-- start Data to use --
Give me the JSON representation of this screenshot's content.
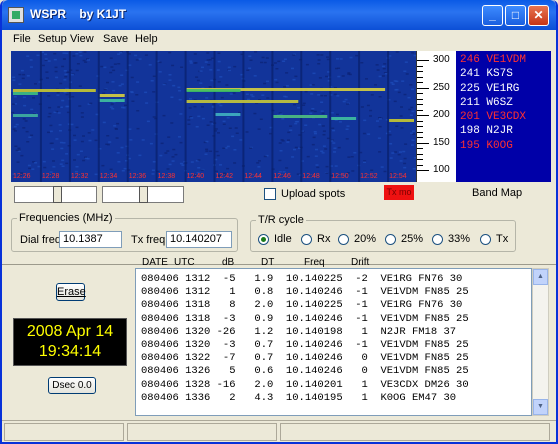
{
  "window": {
    "title": "WSPR    by K1JT"
  },
  "menu": [
    "File",
    "Setup",
    "View",
    "Save",
    "Help"
  ],
  "waterfall": {
    "time_labels": [
      "12:26",
      "12:28",
      "12:32",
      "12:34",
      "12:36",
      "12:38",
      "12:40",
      "12:42",
      "12:44",
      "12:46",
      "12:48",
      "12:50",
      "12:52",
      "12:54"
    ],
    "scale_labels": [
      "300",
      "250",
      "200",
      "150",
      "100"
    ]
  },
  "decodes": [
    {
      "text": "246 VE1VDM",
      "color": "#ff3030"
    },
    {
      "text": "241 KS7S",
      "color": "#ffffff"
    },
    {
      "text": "225 VE1RG",
      "color": "#ffffff"
    },
    {
      "text": "211 W6SZ",
      "color": "#ffffff"
    },
    {
      "text": "201 VE3CDX",
      "color": "#ff3030"
    },
    {
      "text": "198 N2JR",
      "color": "#ffffff"
    },
    {
      "text": "195 K0OG",
      "color": "#ff3030"
    }
  ],
  "controls": {
    "upload_label": "Upload spots",
    "tx_indicator": "Tx mo",
    "band_map": "Band Map"
  },
  "frequencies": {
    "legend": "Frequencies (MHz)",
    "dial_label": "Dial freq:",
    "dial_value": "10.1387",
    "tx_label": "Tx freq:",
    "tx_value": "10.140207"
  },
  "tr_cycle": {
    "legend": "T/R cycle",
    "options": [
      "Idle",
      "Rx",
      "20%",
      "25%",
      "33%",
      "Tx"
    ],
    "selected": "Idle"
  },
  "left": {
    "erase_label": "Erase",
    "clock_date": "2008 Apr 14",
    "clock_time": "19:34:14",
    "dsec_label": "Dsec  0.0"
  },
  "columns": [
    "DATE",
    "UTC",
    "dB",
    "DT",
    "Freq",
    "Drift"
  ],
  "rows": [
    "080406 1312  -5   1.9  10.140225  -2  VE1RG FN76 30",
    "080406 1312   1   0.8  10.140246  -1  VE1VDM FN85 25",
    "080406 1318   8   2.0  10.140225  -1  VE1RG FN76 30",
    "080406 1318  -3   0.9  10.140246  -1  VE1VDM FN85 25",
    "080406 1320 -26   1.2  10.140198   1  N2JR FM18 37",
    "080406 1320  -3   0.7  10.140246  -1  VE1VDM FN85 25",
    "080406 1322  -7   0.7  10.140246   0  VE1VDM FN85 25",
    "080406 1326   5   0.6  10.140246   0  VE1VDM FN85 25",
    "080406 1328 -16   2.0  10.140201   1  VE3CDX DM26 30",
    "080406 1336   2   4.3  10.140195   1  K0OG EM47 30"
  ]
}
-- end Data to use --
Pick out the lines that include the word "legend" and write them out.

    "legend": "Frequencies (MHz)",
    "legend": "T/R cycle",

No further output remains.